* _Job_: Set down every entry again word for word, please, but skip the pictures.

* _Data to process_:
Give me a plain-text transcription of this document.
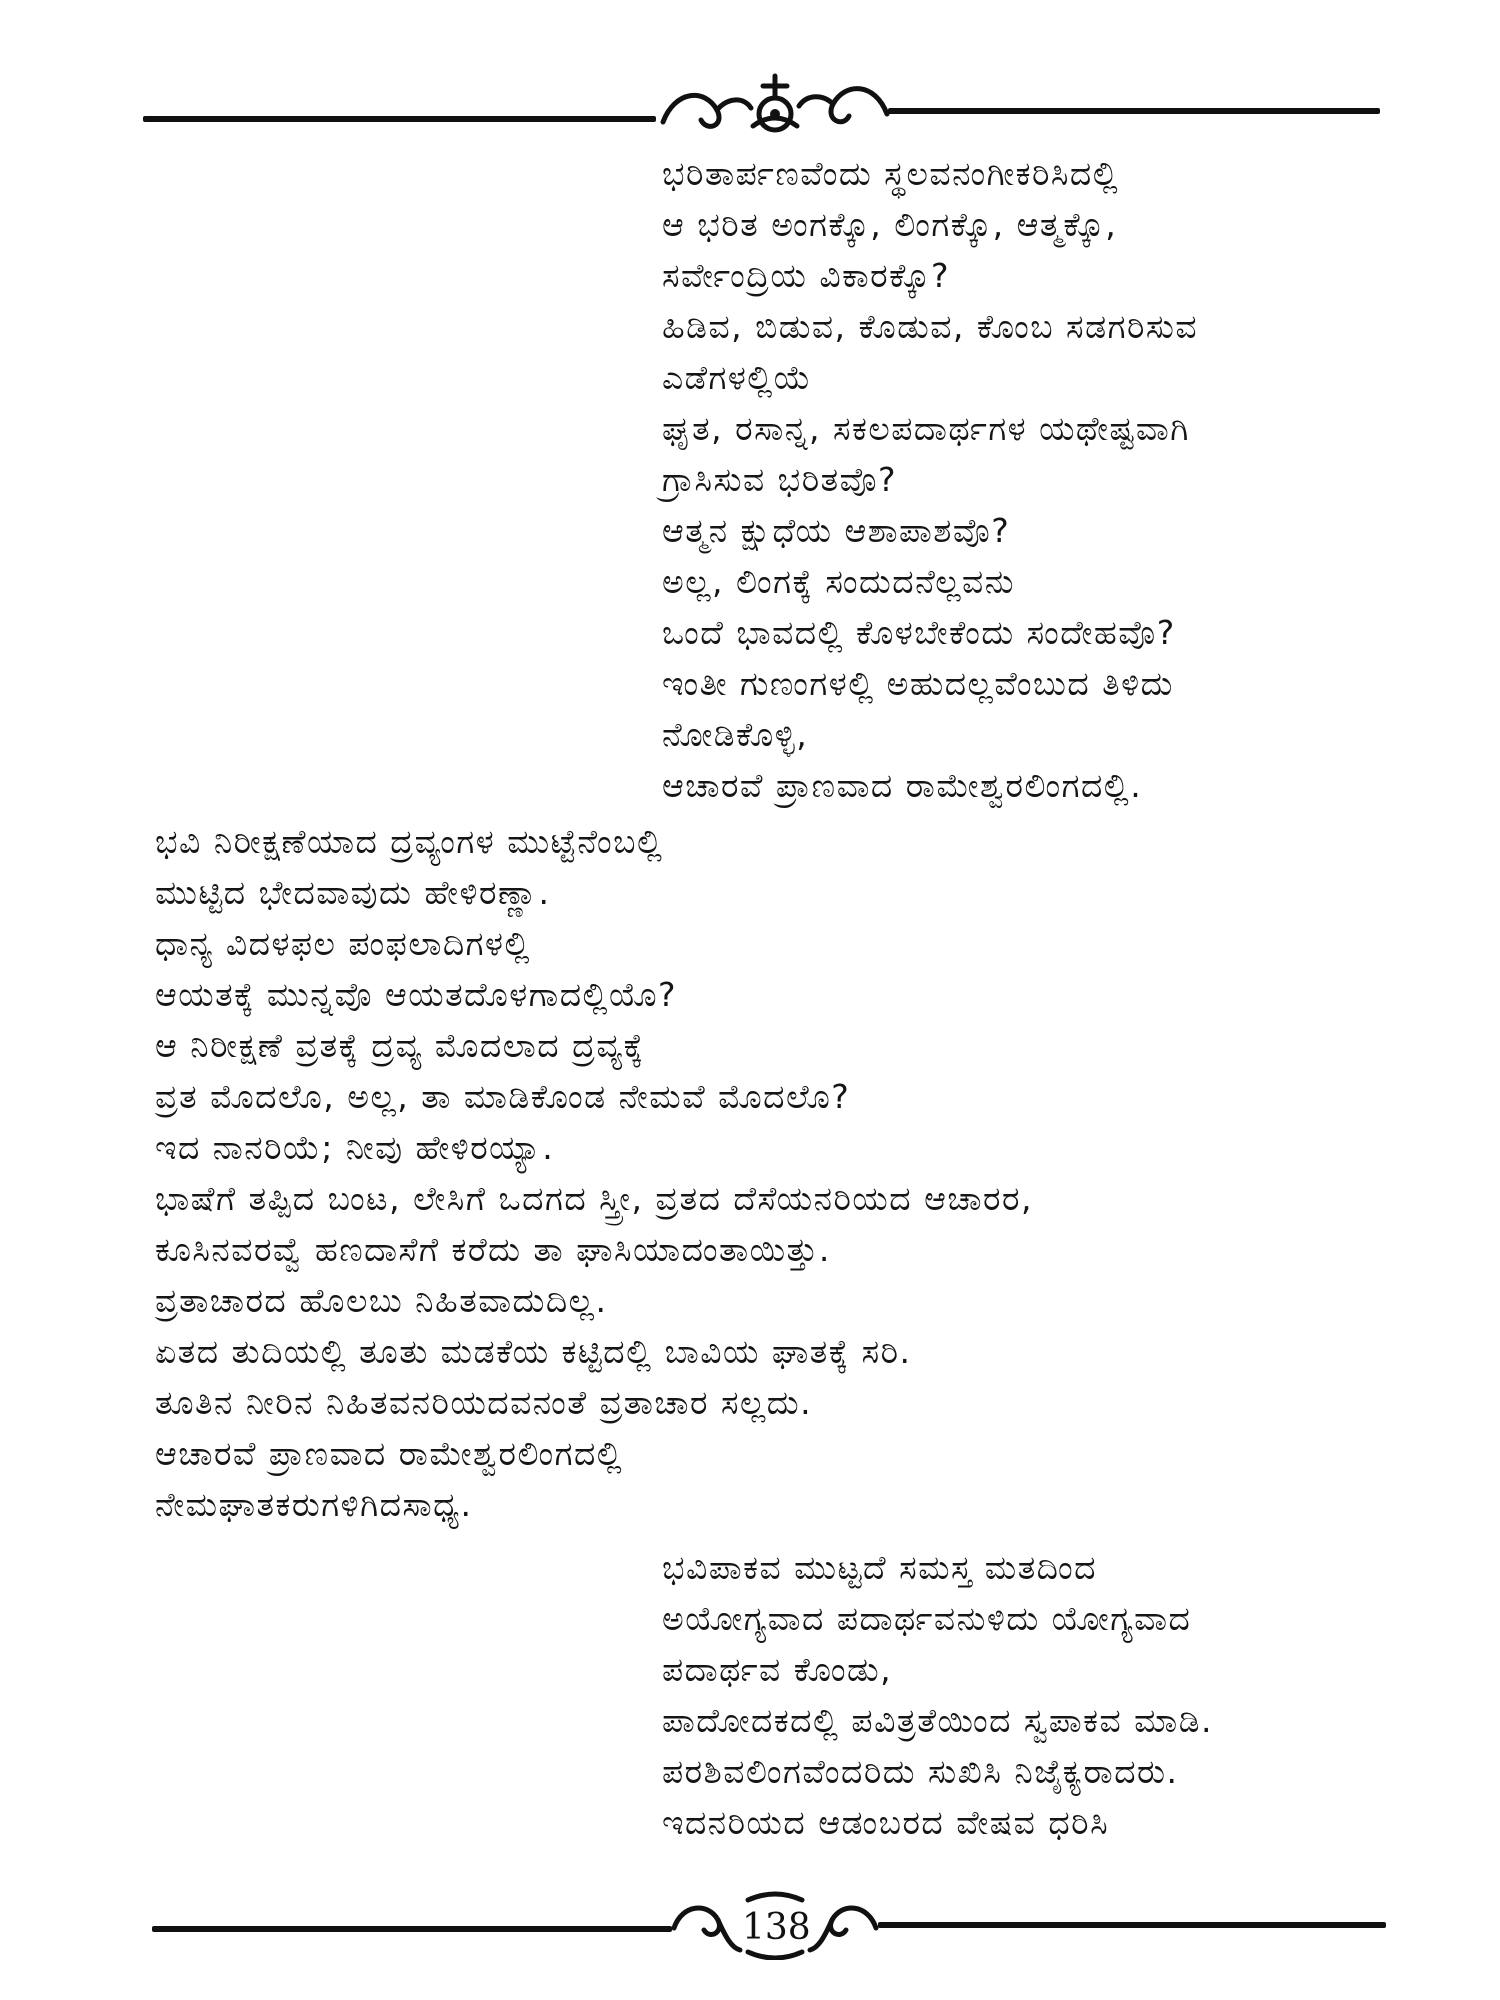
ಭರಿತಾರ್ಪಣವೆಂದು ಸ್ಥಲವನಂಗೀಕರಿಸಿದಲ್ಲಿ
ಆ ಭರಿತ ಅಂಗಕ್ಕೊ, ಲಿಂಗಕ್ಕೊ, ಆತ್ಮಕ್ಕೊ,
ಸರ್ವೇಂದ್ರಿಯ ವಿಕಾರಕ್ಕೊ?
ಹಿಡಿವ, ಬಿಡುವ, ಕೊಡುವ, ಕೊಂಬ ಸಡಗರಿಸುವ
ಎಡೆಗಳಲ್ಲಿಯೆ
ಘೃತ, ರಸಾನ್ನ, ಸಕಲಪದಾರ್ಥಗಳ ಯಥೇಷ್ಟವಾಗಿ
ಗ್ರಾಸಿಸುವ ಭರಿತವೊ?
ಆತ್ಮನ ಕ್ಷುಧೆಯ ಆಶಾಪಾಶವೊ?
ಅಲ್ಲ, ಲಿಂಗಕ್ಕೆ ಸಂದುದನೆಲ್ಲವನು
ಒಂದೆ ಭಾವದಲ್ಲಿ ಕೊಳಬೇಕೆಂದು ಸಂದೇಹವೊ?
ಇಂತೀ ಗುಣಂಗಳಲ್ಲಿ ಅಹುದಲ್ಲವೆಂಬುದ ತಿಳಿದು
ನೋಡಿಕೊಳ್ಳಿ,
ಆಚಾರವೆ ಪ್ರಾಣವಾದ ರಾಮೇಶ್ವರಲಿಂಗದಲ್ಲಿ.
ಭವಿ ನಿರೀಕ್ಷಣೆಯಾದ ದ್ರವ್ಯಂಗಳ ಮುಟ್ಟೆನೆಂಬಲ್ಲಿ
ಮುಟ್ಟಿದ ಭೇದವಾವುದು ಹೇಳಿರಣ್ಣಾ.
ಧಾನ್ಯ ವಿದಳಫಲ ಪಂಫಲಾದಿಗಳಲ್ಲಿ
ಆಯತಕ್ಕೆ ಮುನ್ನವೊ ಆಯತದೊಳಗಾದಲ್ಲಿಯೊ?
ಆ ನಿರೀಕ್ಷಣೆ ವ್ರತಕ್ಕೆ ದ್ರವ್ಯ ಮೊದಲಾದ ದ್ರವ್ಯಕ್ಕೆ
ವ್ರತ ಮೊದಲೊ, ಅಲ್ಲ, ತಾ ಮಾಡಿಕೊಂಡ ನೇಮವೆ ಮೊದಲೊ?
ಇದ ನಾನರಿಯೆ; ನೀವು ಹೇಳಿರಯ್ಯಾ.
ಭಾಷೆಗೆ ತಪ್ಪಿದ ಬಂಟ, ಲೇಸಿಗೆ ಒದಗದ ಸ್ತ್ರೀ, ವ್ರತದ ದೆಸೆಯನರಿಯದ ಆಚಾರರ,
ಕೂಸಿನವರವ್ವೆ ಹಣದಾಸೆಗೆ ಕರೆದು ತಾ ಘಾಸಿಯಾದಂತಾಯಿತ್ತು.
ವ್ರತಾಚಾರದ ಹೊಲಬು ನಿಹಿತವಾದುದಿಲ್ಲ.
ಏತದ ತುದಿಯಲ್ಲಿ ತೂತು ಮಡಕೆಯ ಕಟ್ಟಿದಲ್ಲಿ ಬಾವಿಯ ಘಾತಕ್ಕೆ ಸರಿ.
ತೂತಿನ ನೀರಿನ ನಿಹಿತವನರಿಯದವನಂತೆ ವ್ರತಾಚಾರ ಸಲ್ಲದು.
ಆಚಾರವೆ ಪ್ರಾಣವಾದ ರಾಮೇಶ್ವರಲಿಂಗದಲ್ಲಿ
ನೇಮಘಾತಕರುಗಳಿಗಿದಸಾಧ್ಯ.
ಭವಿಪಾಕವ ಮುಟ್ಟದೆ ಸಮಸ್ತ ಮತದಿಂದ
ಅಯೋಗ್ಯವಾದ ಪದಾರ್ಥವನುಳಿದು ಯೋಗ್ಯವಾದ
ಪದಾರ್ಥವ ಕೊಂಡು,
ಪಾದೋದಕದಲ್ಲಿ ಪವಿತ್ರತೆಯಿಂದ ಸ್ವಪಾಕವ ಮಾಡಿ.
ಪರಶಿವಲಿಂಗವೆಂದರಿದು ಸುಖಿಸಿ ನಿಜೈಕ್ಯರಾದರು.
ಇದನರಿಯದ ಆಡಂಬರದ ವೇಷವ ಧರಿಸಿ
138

* _Output_:
Give me a plain-text transcription of this document.
ಭರಿತಾರ್ಪಣವೆಂದು ಸ್ಥಲವನಂಗೀಕರಿಸಿದಲ್ಲಿ
ಆ ಭರಿತ ಅಂಗಕ್ಕೊ, ಲಿಂಗಕ್ಕೊ, ಆತ್ಮಕ್ಕೊ,
ಸರ್ವೇಂದ್ರಿಯ ವಿಕಾರಕ್ಕೊ?
ಹಿಡಿವ, ಬಿಡುವ, ಕೊಡುವ, ಕೊಂಬ ಸಡಗರಿಸುವ
ಎಡೆಗಳಲ್ಲಿಯೆ
ಘೃತ, ರಸಾನ್ನ, ಸಕಲಪದಾರ್ಥಗಳ ಯಥೇಷ್ಟವಾಗಿ
ಗ್ರಾಸಿಸುವ ಭರಿತವೊ?
ಆತ್ಮನ ಕ್ಷುಧೆಯ ಆಶಾಪಾಶವೊ?
ಅಲ್ಲ, ಲಿಂಗಕ್ಕೆ ಸಂದುದನೆಲ್ಲವನು
ಒಂದೆ ಭಾವದಲ್ಲಿ ಕೊಳಬೇಕೆಂದು ಸಂದೇಹವೊ?
ಇಂತೀ ಗುಣಂಗಳಲ್ಲಿ ಅಹುದಲ್ಲವೆಂಬುದ ತಿಳಿದು
ನೋಡಿಕೊಳ್ಳಿ,
ಆಚಾರವೆ ಪ್ರಾಣವಾದ ರಾಮೇಶ್ವರಲಿಂಗದಲ್ಲಿ.
ಭವಿ ನಿರೀಕ್ಷಣೆಯಾದ ದ್ರವ್ಯಂಗಳ ಮುಟ್ಟೆನೆಂಬಲ್ಲಿ
ಮುಟ್ಟಿದ ಭೇದವಾವುದು ಹೇಳಿರಣ್ಣಾ.
ಧಾನ್ಯ ವಿದಳಫಲ ಪಂಫಲಾದಿಗಳಲ್ಲಿ
ಆಯತಕ್ಕೆ ಮುನ್ನವೊ ಆಯತದೊಳಗಾದಲ್ಲಿಯೊ?
ಆ ನಿರೀಕ್ಷಣೆ ವ್ರತಕ್ಕೆ ದ್ರವ್ಯ ಮೊದಲಾದ ದ್ರವ್ಯಕ್ಕೆ
ವ್ರತ ಮೊದಲೊ, ಅಲ್ಲ, ತಾ ಮಾಡಿಕೊಂಡ ನೇಮವೆ ಮೊದಲೊ?
ಇದ ನಾನರಿಯೆ; ನೀವು ಹೇಳಿರಯ್ಯಾ.
ಭಾಷೆಗೆ ತಪ್ಪಿದ ಬಂಟ, ಲೇಸಿಗೆ ಒದಗದ ಸ್ತ್ರೀ, ವ್ರತದ ದೆಸೆಯನರಿಯದ ಆಚಾರರ,
ಕೂಸಿನವರವ್ವೆ ಹಣದಾಸೆಗೆ ಕರೆದು ತಾ ಘಾಸಿಯಾದಂತಾಯಿತ್ತು.
ವ್ರತಾಚಾರದ ಹೊಲಬು ನಿಹಿತವಾದುದಿಲ್ಲ.
ಏತದ ತುದಿಯಲ್ಲಿ ತೂತು ಮಡಕೆಯ ಕಟ್ಟಿದಲ್ಲಿ ಬಾವಿಯ ಘಾತಕ್ಕೆ ಸರಿ.
ತೂತಿನ ನೀರಿನ ನಿಹಿತವನರಿಯದವನಂತೆ ವ್ರತಾಚಾರ ಸಲ್ಲದು.
ಆಚಾರವೆ ಪ್ರಾಣವಾದ ರಾಮೇಶ್ವರಲಿಂಗದಲ್ಲಿ
ನೇಮಘಾತಕರುಗಳಿಗಿದಸಾಧ್ಯ.
ಭವಿಪಾಕವ ಮುಟ್ಟದೆ ಸಮಸ್ತ ಮತದಿಂದ
ಅಯೋಗ್ಯವಾದ ಪದಾರ್ಥವನುಳಿದು ಯೋಗ್ಯವಾದ
ಪದಾರ್ಥವ ಕೊಂಡು,
ಪಾದೋದಕದಲ್ಲಿ ಪವಿತ್ರತೆಯಿಂದ ಸ್ವಪಾಕವ ಮಾಡಿ.
ಪರಶಿವಲಿಂಗವೆಂದರಿದು ಸುಖಿಸಿ ನಿಜೈಕ್ಯರಾದರು.
ಇದನರಿಯದ ಆಡಂಬರದ ವೇಷವ ಧರಿಸಿ
138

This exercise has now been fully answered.